Some records:
········
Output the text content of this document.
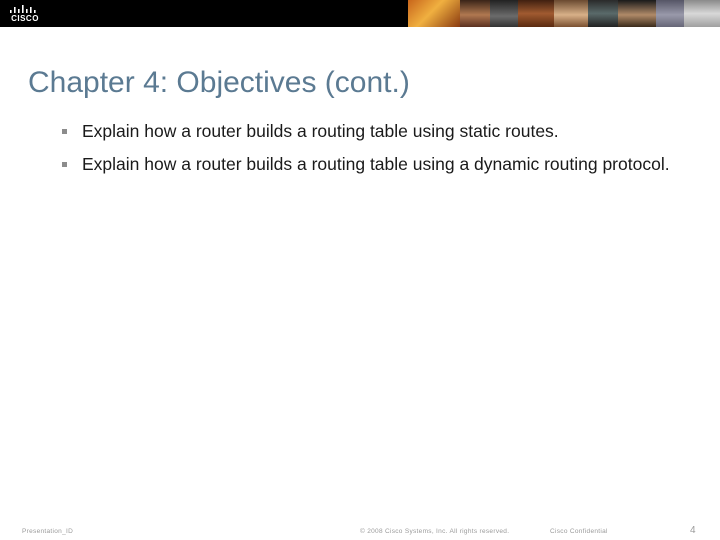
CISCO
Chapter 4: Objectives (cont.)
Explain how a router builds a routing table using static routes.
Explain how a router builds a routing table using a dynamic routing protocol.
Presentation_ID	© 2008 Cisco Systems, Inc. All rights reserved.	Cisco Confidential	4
········
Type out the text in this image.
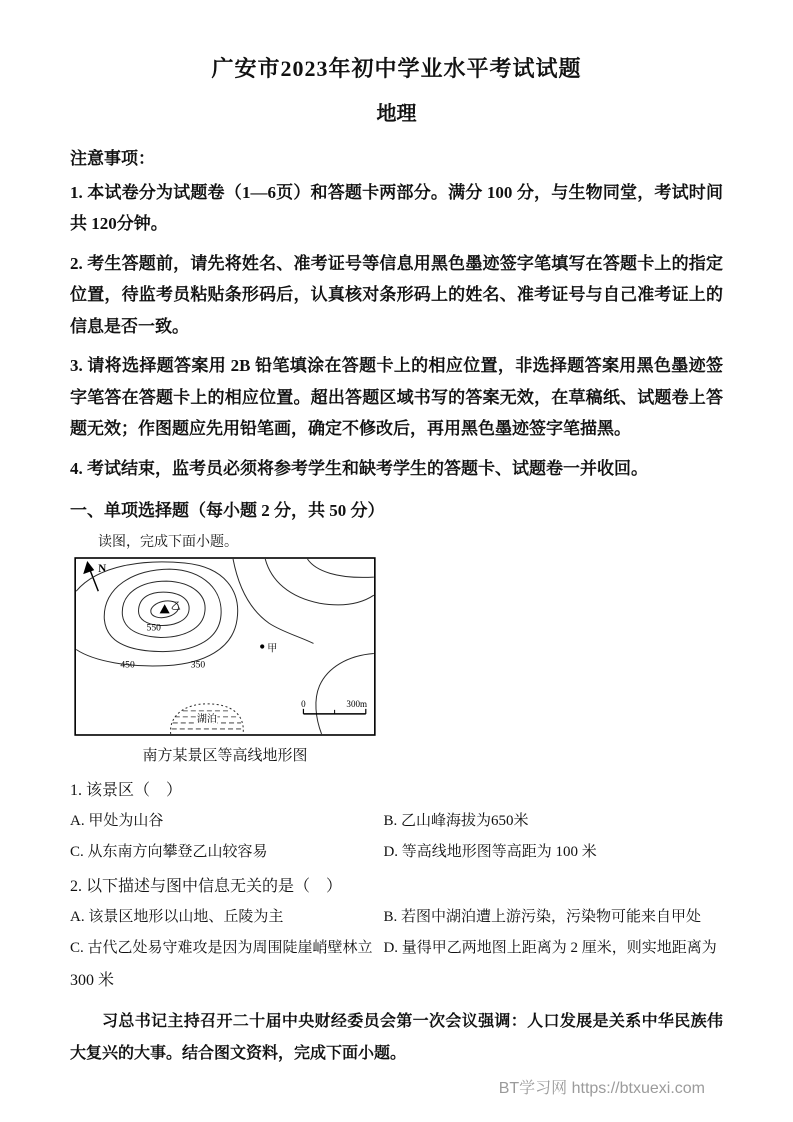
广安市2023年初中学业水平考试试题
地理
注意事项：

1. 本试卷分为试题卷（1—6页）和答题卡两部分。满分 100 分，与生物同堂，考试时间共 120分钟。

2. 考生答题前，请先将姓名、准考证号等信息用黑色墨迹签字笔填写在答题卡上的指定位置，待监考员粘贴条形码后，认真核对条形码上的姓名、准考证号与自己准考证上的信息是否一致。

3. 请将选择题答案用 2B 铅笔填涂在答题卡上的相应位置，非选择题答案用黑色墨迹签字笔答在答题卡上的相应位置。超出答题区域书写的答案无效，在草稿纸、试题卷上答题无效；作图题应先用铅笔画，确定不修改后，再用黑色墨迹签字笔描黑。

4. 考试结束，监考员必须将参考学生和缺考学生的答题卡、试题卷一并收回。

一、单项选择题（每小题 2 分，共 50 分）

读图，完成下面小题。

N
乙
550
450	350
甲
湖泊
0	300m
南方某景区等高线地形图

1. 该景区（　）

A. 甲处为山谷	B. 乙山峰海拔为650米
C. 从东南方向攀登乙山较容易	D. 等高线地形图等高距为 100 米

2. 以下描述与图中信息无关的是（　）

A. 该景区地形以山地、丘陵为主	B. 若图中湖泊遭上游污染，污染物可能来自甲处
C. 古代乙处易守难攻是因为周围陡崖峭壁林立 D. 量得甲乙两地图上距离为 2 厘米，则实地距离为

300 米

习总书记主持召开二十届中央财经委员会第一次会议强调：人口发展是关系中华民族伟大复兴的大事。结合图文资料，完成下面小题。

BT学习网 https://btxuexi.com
········
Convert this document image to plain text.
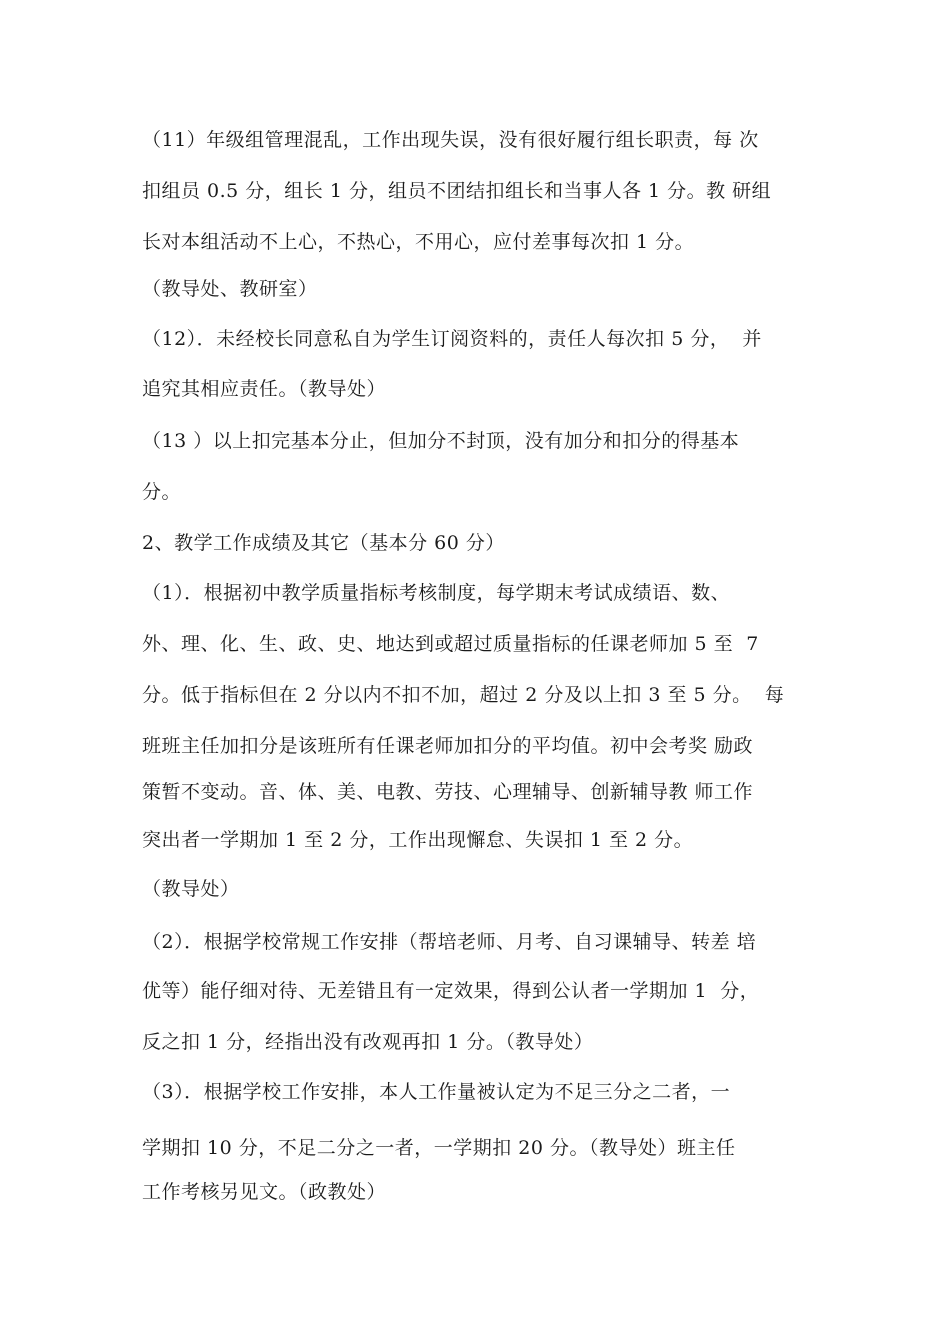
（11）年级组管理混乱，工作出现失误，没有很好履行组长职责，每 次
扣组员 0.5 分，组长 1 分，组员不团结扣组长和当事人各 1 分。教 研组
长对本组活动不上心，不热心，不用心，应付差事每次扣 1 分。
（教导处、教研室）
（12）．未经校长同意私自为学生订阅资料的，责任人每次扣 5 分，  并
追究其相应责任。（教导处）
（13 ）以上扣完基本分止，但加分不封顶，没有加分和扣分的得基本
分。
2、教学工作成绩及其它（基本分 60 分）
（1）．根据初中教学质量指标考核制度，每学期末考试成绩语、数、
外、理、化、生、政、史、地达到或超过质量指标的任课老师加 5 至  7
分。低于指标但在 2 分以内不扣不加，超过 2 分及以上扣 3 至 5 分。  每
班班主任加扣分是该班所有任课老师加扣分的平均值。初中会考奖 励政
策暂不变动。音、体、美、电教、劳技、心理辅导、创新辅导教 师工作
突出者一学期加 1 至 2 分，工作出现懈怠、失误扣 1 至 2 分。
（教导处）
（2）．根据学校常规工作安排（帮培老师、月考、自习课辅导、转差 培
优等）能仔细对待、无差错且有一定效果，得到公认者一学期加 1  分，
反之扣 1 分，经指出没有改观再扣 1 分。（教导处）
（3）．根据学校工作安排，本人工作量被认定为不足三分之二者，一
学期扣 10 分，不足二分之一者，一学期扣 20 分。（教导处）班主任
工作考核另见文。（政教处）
········
#### Task directions
Which lines contain the word "image"? Copy each one.

#### Answer
Type out the text in this image.
Convert this document image to plain text.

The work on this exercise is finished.